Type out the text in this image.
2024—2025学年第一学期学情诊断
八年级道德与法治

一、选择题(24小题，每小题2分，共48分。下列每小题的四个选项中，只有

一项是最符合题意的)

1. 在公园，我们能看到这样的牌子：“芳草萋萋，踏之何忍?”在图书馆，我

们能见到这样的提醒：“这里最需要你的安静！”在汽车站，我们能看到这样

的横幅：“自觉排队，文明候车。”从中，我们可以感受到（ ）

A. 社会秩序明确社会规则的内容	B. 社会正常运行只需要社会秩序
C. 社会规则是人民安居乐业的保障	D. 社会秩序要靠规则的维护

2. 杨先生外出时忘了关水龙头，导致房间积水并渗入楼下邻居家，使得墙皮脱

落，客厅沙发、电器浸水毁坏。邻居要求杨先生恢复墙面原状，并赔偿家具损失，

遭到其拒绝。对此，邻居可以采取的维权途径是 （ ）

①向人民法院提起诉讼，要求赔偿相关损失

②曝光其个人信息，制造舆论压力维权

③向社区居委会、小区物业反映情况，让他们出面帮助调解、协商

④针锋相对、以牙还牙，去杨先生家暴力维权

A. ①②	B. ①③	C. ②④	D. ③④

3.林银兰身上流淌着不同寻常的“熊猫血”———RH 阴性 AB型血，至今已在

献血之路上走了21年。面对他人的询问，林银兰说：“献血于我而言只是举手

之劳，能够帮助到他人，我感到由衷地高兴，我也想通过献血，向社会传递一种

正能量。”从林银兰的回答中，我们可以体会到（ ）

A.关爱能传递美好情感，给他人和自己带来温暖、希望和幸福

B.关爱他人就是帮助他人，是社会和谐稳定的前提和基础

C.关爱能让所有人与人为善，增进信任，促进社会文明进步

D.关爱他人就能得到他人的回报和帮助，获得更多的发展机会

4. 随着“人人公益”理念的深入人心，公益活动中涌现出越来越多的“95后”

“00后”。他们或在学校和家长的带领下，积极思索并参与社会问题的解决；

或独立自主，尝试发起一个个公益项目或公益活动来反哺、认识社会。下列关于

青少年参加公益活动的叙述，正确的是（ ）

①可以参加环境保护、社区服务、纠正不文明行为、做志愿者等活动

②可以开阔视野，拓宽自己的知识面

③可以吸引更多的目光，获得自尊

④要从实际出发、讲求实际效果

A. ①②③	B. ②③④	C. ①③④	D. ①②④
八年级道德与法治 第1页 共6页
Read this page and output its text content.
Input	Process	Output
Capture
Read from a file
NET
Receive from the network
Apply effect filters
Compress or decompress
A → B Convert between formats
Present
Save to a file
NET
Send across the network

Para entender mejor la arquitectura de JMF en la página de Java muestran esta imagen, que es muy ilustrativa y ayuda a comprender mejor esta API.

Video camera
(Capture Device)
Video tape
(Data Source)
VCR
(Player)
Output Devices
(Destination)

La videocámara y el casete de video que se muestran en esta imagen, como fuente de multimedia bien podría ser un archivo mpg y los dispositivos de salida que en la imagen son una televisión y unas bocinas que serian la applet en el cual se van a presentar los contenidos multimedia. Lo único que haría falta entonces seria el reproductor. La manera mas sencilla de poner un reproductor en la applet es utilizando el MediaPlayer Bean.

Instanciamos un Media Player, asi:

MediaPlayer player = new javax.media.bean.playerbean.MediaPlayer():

★ ★ ★ ★ ★

▶ _Instructions for the task_: Return a copy of every line that includes the word "Read".

▶ _Exercise solution_:
Read this page and output its text content.
Read from a file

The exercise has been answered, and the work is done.